OBJECTIVE ▸ Return each line of the listing that contains the string "palmas".
── DATA ROWS ──
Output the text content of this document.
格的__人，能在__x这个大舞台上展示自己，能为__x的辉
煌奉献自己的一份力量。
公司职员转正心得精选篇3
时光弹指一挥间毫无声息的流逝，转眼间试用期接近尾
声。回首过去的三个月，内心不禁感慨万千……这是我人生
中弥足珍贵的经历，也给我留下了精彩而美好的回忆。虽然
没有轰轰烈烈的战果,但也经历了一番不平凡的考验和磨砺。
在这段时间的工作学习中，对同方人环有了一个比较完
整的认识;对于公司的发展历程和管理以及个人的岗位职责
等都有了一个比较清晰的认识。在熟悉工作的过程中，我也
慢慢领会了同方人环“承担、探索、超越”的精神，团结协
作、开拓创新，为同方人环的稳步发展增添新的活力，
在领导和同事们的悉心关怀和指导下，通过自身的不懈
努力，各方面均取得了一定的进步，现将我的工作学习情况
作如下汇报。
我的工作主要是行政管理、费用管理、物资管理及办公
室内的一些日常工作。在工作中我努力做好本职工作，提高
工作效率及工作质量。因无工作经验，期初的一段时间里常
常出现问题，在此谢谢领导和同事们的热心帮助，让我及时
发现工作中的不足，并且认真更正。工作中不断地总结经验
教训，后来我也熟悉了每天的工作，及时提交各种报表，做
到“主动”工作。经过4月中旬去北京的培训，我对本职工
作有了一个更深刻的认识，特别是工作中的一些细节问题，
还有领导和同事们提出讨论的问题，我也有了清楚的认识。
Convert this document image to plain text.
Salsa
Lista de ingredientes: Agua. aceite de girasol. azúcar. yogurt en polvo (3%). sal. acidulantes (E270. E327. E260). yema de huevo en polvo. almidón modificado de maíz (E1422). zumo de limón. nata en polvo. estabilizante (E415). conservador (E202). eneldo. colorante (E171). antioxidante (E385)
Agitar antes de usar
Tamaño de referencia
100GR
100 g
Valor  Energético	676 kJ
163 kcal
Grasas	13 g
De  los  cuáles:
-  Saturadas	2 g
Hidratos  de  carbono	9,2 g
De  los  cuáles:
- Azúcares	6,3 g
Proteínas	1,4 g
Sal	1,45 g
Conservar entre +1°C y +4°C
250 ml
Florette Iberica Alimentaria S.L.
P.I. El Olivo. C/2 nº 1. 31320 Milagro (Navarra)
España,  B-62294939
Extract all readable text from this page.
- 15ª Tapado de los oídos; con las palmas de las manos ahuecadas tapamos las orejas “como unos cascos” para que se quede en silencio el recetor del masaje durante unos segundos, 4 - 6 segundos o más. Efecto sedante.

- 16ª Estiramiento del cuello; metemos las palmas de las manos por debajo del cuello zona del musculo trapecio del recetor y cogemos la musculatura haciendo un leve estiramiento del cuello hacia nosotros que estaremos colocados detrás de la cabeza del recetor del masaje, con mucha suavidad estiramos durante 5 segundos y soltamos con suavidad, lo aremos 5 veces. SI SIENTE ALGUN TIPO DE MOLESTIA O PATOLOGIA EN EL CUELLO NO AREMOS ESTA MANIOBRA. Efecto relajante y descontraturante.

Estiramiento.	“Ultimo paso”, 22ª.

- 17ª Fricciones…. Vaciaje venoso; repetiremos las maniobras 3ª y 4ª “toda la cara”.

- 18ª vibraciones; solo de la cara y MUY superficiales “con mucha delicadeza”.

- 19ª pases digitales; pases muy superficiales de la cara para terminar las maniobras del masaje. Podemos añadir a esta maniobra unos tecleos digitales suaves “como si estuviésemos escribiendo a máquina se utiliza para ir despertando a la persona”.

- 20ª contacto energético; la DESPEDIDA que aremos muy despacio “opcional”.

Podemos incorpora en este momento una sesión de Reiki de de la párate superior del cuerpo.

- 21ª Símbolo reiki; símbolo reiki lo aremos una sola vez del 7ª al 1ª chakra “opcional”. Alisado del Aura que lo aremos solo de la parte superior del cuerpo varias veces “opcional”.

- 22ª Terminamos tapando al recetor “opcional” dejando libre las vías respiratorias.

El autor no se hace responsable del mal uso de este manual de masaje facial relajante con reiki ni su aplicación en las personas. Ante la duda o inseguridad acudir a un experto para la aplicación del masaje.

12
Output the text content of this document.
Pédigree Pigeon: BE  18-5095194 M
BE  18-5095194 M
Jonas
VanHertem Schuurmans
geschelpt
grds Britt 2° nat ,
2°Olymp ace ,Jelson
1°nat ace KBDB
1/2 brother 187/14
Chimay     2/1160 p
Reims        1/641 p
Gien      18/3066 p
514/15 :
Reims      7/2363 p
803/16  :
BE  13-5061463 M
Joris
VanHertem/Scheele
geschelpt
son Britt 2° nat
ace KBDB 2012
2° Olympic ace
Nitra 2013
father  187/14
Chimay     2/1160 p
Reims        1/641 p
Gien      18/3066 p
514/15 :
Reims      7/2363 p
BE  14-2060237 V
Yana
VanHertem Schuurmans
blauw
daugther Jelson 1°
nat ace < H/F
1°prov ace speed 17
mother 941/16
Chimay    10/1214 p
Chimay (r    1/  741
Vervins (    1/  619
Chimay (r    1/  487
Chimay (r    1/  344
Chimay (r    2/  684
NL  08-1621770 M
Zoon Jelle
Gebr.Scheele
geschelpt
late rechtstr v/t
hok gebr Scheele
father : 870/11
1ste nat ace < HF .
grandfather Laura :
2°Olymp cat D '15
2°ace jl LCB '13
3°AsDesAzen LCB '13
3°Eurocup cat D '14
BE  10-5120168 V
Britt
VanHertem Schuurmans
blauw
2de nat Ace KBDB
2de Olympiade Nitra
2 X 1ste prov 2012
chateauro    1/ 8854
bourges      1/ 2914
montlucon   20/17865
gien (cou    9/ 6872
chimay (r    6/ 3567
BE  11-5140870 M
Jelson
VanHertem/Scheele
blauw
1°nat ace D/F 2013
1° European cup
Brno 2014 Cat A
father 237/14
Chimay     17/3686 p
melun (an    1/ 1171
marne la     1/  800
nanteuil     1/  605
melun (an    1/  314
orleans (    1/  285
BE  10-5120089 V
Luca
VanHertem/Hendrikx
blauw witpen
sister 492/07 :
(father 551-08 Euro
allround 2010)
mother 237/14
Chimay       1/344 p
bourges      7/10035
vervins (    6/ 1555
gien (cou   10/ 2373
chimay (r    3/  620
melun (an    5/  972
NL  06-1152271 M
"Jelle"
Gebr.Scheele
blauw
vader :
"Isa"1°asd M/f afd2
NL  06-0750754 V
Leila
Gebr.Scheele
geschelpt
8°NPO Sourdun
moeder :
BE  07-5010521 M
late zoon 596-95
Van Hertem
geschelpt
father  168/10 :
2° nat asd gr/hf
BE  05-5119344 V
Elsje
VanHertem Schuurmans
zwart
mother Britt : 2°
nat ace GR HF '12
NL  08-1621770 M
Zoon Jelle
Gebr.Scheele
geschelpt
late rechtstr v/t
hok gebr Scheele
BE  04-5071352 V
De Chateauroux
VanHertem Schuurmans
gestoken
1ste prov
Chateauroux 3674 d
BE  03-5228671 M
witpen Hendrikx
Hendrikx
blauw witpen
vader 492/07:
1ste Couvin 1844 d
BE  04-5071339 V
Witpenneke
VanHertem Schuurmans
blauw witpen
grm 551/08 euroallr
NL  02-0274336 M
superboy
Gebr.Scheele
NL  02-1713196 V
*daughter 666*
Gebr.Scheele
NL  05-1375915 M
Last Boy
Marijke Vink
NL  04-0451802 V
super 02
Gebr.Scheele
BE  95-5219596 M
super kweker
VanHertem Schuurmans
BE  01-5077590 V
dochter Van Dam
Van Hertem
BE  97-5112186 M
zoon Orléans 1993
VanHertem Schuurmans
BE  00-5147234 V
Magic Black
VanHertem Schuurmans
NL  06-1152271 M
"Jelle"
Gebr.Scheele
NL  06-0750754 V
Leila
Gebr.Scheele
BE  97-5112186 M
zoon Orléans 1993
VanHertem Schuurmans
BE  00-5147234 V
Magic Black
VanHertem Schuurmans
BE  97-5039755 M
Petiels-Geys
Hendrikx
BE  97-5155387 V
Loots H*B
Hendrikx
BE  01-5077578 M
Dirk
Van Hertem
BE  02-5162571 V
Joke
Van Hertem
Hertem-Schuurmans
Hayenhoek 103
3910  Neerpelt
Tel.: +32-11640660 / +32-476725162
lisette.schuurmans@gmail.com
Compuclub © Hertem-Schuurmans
───
OUTPUT OF THE TASK ▸
- 15ª Tapado de los oídos; con las palmas de las manos ahuecadas tapamos las orejas “como unos cascos” para que se quede en silencio el recetor del masaje durante unos segundos, 4 - 6 segundos o más. Efecto sedante.
- 16ª Estiramiento del cuello; metemos las palmas de las manos por debajo del cuello zona del musculo trapecio del recetor y cogemos la musculatura haciendo un leve estiramiento del cuello hacia nosotros que estaremos colocados detrás de la cabeza del recetor del masaje, con mucha suavidad estiramos durante 5 segundos y soltamos con suavidad, lo aremos 5 veces. SI SIENTE ALGUN TIPO DE MOLESTIA O PATOLOGIA EN EL CUELLO NO AREMOS ESTA MANIOBRA. Efecto relajante y descontraturante.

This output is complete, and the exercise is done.